Read the records and write them out again exactly.

◆ ◆ ◆ ◆

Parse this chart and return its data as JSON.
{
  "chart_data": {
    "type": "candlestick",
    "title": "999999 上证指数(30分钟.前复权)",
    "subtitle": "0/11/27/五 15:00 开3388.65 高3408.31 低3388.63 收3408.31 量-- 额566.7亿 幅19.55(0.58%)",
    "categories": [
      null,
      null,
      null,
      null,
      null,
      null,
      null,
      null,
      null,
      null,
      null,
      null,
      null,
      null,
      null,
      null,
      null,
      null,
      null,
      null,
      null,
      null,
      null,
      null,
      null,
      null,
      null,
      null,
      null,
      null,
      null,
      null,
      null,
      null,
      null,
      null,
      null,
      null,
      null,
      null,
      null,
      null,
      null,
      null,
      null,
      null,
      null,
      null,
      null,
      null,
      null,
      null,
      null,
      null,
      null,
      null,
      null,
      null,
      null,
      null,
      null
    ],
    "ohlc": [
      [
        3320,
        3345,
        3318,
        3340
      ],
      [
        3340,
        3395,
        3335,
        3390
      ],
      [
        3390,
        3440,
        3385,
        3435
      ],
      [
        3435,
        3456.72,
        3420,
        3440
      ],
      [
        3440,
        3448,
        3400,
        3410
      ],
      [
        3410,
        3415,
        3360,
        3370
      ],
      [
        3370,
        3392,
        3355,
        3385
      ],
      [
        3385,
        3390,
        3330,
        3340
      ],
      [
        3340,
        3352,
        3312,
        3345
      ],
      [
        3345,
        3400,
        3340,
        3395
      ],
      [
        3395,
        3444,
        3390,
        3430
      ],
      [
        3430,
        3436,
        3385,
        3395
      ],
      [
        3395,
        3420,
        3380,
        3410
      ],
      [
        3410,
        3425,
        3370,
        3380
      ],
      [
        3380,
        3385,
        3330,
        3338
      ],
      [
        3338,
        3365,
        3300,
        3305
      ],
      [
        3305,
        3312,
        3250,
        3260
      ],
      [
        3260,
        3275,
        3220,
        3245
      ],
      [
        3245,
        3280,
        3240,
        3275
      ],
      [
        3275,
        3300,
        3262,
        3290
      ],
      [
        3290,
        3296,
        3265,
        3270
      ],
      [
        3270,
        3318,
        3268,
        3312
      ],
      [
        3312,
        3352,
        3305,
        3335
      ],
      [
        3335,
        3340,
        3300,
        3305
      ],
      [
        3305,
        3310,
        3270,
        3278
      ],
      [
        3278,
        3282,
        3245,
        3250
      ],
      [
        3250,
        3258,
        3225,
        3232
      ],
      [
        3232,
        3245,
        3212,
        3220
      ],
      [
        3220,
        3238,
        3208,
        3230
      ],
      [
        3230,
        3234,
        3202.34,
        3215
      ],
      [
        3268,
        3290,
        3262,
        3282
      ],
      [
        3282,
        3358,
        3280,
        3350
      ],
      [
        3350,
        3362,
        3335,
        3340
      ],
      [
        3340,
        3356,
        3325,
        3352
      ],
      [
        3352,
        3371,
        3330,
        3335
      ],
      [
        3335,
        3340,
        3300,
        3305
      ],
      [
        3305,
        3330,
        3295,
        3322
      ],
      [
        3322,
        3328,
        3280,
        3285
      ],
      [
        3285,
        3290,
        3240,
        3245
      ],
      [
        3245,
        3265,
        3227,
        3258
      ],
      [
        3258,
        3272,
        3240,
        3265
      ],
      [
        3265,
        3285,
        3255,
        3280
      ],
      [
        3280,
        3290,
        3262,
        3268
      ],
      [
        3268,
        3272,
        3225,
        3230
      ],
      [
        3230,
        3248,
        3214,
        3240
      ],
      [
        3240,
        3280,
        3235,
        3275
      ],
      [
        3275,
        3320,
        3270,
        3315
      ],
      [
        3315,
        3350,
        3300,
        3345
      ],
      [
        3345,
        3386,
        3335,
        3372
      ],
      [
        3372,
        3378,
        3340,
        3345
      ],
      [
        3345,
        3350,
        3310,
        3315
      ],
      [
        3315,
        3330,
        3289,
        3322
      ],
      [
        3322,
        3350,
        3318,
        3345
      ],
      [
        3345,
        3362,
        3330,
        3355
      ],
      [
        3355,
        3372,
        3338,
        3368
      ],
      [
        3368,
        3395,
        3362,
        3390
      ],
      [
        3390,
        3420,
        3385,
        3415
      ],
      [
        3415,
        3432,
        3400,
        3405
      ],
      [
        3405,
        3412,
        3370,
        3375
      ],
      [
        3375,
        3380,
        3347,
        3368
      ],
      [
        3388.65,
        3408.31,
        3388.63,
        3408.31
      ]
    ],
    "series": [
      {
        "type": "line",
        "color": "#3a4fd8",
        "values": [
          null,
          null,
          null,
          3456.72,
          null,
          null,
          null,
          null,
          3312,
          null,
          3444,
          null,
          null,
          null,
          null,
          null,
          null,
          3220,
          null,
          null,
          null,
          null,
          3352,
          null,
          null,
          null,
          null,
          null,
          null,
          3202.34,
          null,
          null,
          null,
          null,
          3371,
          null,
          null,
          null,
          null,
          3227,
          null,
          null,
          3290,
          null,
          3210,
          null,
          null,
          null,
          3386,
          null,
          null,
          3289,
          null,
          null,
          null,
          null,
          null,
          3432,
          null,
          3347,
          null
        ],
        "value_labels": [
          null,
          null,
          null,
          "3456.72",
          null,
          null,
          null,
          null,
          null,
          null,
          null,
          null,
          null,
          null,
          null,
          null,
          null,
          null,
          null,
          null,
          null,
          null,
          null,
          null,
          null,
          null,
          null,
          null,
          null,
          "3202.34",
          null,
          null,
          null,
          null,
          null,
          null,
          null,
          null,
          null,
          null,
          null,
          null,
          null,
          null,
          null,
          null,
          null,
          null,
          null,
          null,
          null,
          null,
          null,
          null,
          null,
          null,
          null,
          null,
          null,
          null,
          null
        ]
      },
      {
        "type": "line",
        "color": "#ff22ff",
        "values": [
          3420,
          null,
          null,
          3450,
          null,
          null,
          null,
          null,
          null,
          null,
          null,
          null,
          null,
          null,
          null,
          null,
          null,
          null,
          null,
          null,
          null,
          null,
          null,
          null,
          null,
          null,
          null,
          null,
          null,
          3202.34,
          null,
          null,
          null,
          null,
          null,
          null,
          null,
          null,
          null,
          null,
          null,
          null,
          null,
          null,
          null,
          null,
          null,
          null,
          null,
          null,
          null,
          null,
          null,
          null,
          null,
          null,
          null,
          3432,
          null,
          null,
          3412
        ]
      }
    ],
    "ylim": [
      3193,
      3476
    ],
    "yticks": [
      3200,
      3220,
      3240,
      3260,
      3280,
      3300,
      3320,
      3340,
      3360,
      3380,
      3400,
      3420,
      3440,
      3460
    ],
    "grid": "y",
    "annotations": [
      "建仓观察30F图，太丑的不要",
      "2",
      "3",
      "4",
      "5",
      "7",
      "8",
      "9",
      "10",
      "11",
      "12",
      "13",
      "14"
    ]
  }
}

◆ ◆ ◆ ◆

### Finished exercise
Parse this chart and return its data as JSON.
{
  "chart_data": {
    "type": "candlestick",
    "title": "999999 上证指数(30分钟.前复权)",
    "subtitle": "0/11/27/五 15:00 开3388.65 高3408.31 低3388.63 收3408.31 量-- 额566.7亿 幅19.55(0.58%)",
    "categories": [
      null,
      null,
      null,
      null,
      null,
      null,
      null,
      null,
      null,
      null,
      null,
      null,
      null,
      null,
      null,
      null,
      null,
      null,
      null,
      null,
      null,
      null,
      null,
      null,
      null,
      null,
      null,
      null,
      null,
      null,
      null,
      null,
      null,
      null,
      null,
      null,
      null,
      null,
      null,
      null,
      null,
      null,
      null,
      null,
      null,
      null,
      null,
      null,
      null,
      null,
      null,
      null,
      null,
      null,
      null,
      null,
      null,
      null,
      null,
      null,
      null
    ],
    "ohlc": [
      [
        3320,
        3345,
        3318,
        3340
      ],
      [
        3340,
        3395,
        3335,
        3390
      ],
      [
        3390,
        3440,
        3385,
        3435
      ],
      [
        3435,
        3456.72,
        3420,
        3440
      ],
      [
        3440,
        3448,
        3400,
        3410
      ],
      [
        3410,
        3415,
        3360,
        3370
      ],
      [
        3370,
        3392,
        3355,
        3385
      ],
      [
        3385,
        3390,
        3330,
        3340
      ],
      [
        3340,
        3352,
        3312,
        3345
      ],
      [
        3345,
        3400,
        3340,
        3395
      ],
      [
        3395,
        3444,
        3390,
        3430
      ],
      [
        3430,
        3436,
        3385,
        3395
      ],
      [
        3395,
        3420,
        3380,
        3410
      ],
      [
        3410,
        3425,
        3370,
        3380
      ],
      [
        3380,
        3385,
        3330,
        3338
      ],
      [
        3338,
        3365,
        3300,
        3305
      ],
      [
        3305,
        3312,
        3250,
        3260
      ],
      [
        3260,
        3275,
        3220,
        3245
      ],
      [
        3245,
        3280,
        3240,
        3275
      ],
      [
        3275,
        3300,
        3262,
        3290
      ],
      [
        3290,
        3296,
        3265,
        3270
      ],
      [
        3270,
        3318,
        3268,
        3312
      ],
      [
        3312,
        3352,
        3305,
        3335
      ],
      [
        3335,
        3340,
        3300,
        3305
      ],
      [
        3305,
        3310,
        3270,
        3278
      ],
      [
        3278,
        3282,
        3245,
        3250
      ],
      [
        3250,
        3258,
        3225,
        3232
      ],
      [
        3232,
        3245,
        3212,
        3220
      ],
      [
        3220,
        3238,
        3208,
        3230
      ],
      [
        3230,
        3234,
        3202.34,
        3215
      ],
      [
        3268,
        3290,
        3262,
        3282
      ],
      [
        3282,
        3358,
        3280,
        3350
      ],
      [
        3350,
        3362,
        3335,
        3340
      ],
      [
        3340,
        3356,
        3325,
        3352
      ],
      [
        3352,
        3371,
        3330,
        3335
      ],
      [
        3335,
        3340,
        3300,
        3305
      ],
      [
        3305,
        3330,
        3295,
        3322
      ],
      [
        3322,
        3328,
        3280,
        3285
      ],
      [
        3285,
        3290,
        3240,
        3245
      ],
      [
        3245,
        3265,
        3227,
        3258
      ],
      [
        3258,
        3272,
        3240,
        3265
      ],
      [
        3265,
        3285,
        3255,
        3280
      ],
      [
        3280,
        3290,
        3262,
        3268
      ],
      [
        3268,
        3272,
        3225,
        3230
      ],
      [
        3230,
        3248,
        3214,
        3240
      ],
      [
        3240,
        3280,
        3235,
        3275
      ],
      [
        3275,
        3320,
        3270,
        3315
      ],
      [
        3315,
        3350,
        3300,
        3345
      ],
      [
        3345,
        3386,
        3335,
        3372
      ],
      [
        3372,
        3378,
        3340,
        3345
      ],
      [
        3345,
        3350,
        3310,
        3315
      ],
      [
        3315,
        3330,
        3289,
        3322
      ],
      [
        3322,
        3350,
        3318,
        3345
      ],
      [
        3345,
        3362,
        3330,
        3355
      ],
      [
        3355,
        3372,
        3338,
        3368
      ],
      [
        3368,
        3395,
        3362,
        3390
      ],
      [
        3390,
        3420,
        3385,
        3415
      ],
      [
        3415,
        3432,
        3400,
        3405
      ],
      [
        3405,
        3412,
        3370,
        3375
      ],
      [
        3375,
        3380,
        3347,
        3368
      ],
      [
        3388.65,
        3408.31,
        3388.63,
        3408.31
      ]
    ],
    "series": [
      {
        "type": "line",
        "color": "#3a4fd8",
        "values": [
          null,
          null,
          null,
          3456.72,
          null,
          null,
          null,
          null,
          3312,
          null,
          3444,
          null,
          null,
          null,
          null,
          null,
          null,
          3220,
          null,
          null,
          null,
          null,
          3352,
          null,
          null,
          null,
          null,
          null,
          null,
          3202.34,
          null,
          null,
          null,
          null,
          3371,
          null,
          null,
          null,
          null,
          3227,
          null,
          null,
          3290,
          null,
          3210,
          null,
          null,
          null,
          3386,
          null,
          null,
          3289,
          null,
          null,
          null,
          null,
          null,
          3432,
          null,
          3347,
          null
        ],
        "value_labels": [
          null,
          null,
          null,
          "3456.72",
          null,
          null,
          null,
          null,
          null,
          null,
          null,
          null,
          null,
          null,
          null,
          null,
          null,
          null,
          null,
          null,
          null,
          null,
          null,
          null,
          null,
          null,
          null,
          null,
          null,
          "3202.34",
          null,
          null,
          null,
          null,
          null,
          null,
          null,
          null,
          null,
          null,
          null,
          null,
          null,
          null,
          null,
          null,
          null,
          null,
          null,
          null,
          null,
          null,
          null,
          null,
          null,
          null,
          null,
          null,
          null,
          null,
          null
        ]
      },
      {
        "type": "line",
        "color": "#ff22ff",
        "values": [
          3420,
          null,
          null,
          3450,
          null,
          null,
          null,
          null,
          null,
          null,
          null,
          null,
          null,
          null,
          null,
          null,
          null,
          null,
          null,
          null,
          null,
          null,
          null,
          null,
          null,
          null,
          null,
          null,
          null,
          3202.34,
          null,
          null,
          null,
          null,
          null,
          null,
          null,
          null,
          null,
          null,
          null,
          null,
          null,
          null,
          null,
          null,
          null,
          null,
          null,
          null,
          null,
          null,
          null,
          null,
          null,
          null,
          null,
          3432,
          null,
          null,
          3412
        ]
      }
    ],
    "ylim": [
      3193,
      3476
    ],
    "yticks": [
      3200,
      3220,
      3240,
      3260,
      3280,
      3300,
      3320,
      3340,
      3360,
      3380,
      3400,
      3420,
      3440,
      3460
    ],
    "grid": "y",
    "annotations": [
      "建仓观察30F图，太丑的不要",
      "2",
      "3",
      "4",
      "5",
      "7",
      "8",
      "9",
      "10",
      "11",
      "12",
      "13",
      "14"
    ]
  }
}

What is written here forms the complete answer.